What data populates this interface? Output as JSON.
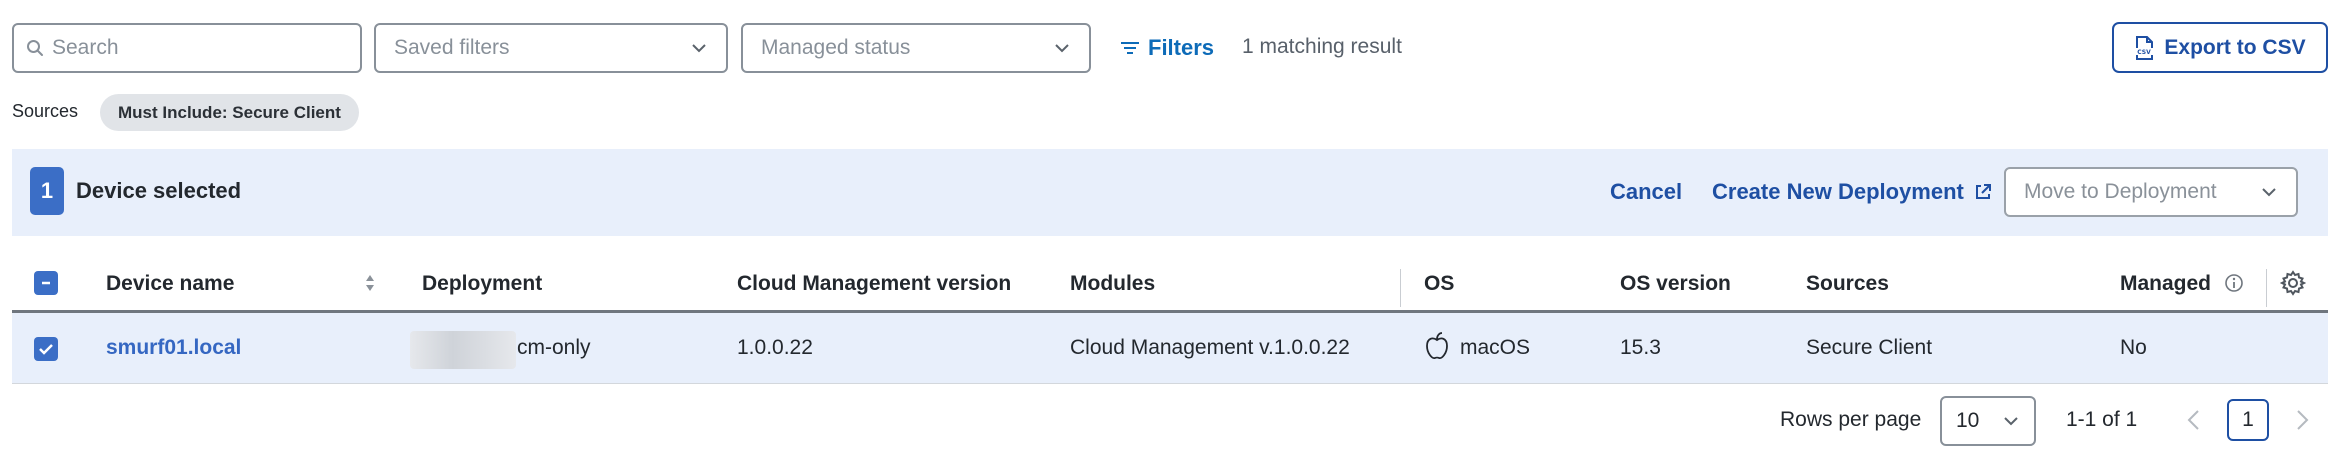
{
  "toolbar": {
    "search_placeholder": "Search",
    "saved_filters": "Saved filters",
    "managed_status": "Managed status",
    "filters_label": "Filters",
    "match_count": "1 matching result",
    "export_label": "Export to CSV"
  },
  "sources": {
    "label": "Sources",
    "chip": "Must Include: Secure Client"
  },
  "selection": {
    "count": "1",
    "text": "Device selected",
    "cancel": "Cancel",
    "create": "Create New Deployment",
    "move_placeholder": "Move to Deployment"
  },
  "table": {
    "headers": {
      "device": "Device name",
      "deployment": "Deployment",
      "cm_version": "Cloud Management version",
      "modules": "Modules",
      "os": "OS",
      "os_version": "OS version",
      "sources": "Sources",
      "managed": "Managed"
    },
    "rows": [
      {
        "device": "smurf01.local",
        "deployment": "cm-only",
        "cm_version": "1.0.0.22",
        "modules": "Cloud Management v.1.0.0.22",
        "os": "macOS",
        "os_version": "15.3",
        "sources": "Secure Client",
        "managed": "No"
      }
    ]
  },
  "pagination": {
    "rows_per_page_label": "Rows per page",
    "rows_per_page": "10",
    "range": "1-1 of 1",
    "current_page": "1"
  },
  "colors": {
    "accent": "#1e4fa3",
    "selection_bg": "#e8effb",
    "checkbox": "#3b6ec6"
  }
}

━━━━━━━━

[INSTRUCTIONS FOR THE TASK] Transcribe all the data word for word; the images stay out.

[EXERCISE SOLUTION]
What data populates this interface? Output as JSON.
{
  "toolbar": {
    "search_placeholder": "Search",
    "saved_filters": "Saved filters",
    "managed_status": "Managed status",
    "filters_label": "Filters",
    "match_count": "1 matching result",
    "export_label": "Export to CSV"
  },
  "sources": {
    "label": "Sources",
    "chip": "Must Include: Secure Client"
  },
  "selection": {
    "count": "1",
    "text": "Device selected",
    "cancel": "Cancel",
    "create": "Create New Deployment",
    "move_placeholder": "Move to Deployment"
  },
  "table": {
    "headers": {
      "device": "Device name",
      "deployment": "Deployment",
      "cm_version": "Cloud Management version",
      "modules": "Modules",
      "os": "OS",
      "os_version": "OS version",
      "sources": "Sources",
      "managed": "Managed"
    },
    "rows": [
      {
        "device": "smurf01.local",
        "deployment": "cm-only",
        "cm_version": "1.0.0.22",
        "modules": "Cloud Management v.1.0.0.22",
        "os": "macOS",
        "os_version": "15.3",
        "sources": "Secure Client",
        "managed": "No"
      }
    ]
  },
  "pagination": {
    "rows_per_page_label": "Rows per page",
    "rows_per_page": "10",
    "range": "1-1 of 1",
    "current_page": "1"
  },
  "colors": {
    "accent": "#1e4fa3",
    "selection_bg": "#e8effb",
    "checkbox": "#3b6ec6"
  }
}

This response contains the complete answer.